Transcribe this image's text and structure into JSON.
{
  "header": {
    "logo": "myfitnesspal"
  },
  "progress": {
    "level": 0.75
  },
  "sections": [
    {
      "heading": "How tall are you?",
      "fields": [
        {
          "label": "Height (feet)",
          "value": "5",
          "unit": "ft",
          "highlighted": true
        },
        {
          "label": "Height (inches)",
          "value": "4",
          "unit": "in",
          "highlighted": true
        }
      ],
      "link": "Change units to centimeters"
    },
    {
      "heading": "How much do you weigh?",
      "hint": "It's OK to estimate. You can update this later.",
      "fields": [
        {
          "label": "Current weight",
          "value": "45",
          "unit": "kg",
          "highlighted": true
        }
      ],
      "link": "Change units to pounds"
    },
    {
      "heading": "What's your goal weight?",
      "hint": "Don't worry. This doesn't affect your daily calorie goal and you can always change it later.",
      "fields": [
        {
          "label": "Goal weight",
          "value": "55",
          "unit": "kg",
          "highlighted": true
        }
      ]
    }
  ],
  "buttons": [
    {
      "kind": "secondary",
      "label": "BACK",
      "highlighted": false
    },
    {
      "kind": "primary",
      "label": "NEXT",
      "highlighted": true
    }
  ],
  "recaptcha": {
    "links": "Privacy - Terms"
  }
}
----------
What the task requires >> Each line of the material above needs to be quoted exactly, please.

Response to this task >>
Transcribe this image's text and structure into JSON.
{
  "header": {
    "logo": "myfitnesspal"
  },
  "progress": {
    "level": 0.75
  },
  "sections": [
    {
      "heading": "How tall are you?",
      "fields": [
        {
          "label": "Height (feet)",
          "value": "5",
          "unit": "ft",
          "highlighted": true
        },
        {
          "label": "Height (inches)",
          "value": "4",
          "unit": "in",
          "highlighted": true
        }
      ],
      "link": "Change units to centimeters"
    },
    {
      "heading": "How much do you weigh?",
      "hint": "It's OK to estimate. You can update this later.",
      "fields": [
        {
          "label": "Current weight",
          "value": "45",
          "unit": "kg",
          "highlighted": true
        }
      ],
      "link": "Change units to pounds"
    },
    {
      "heading": "What's your goal weight?",
      "hint": "Don't worry. This doesn't affect your daily calorie goal and you can always change it later.",
      "fields": [
        {
          "label": "Goal weight",
          "value": "55",
          "unit": "kg",
          "highlighted": true
        }
      ]
    }
  ],
  "buttons": [
    {
      "kind": "secondary",
      "label": "BACK",
      "highlighted": false
    },
    {
      "kind": "primary",
      "label": "NEXT",
      "highlighted": true
    }
  ],
  "recaptcha": {
    "links": "Privacy - Terms"
  }
}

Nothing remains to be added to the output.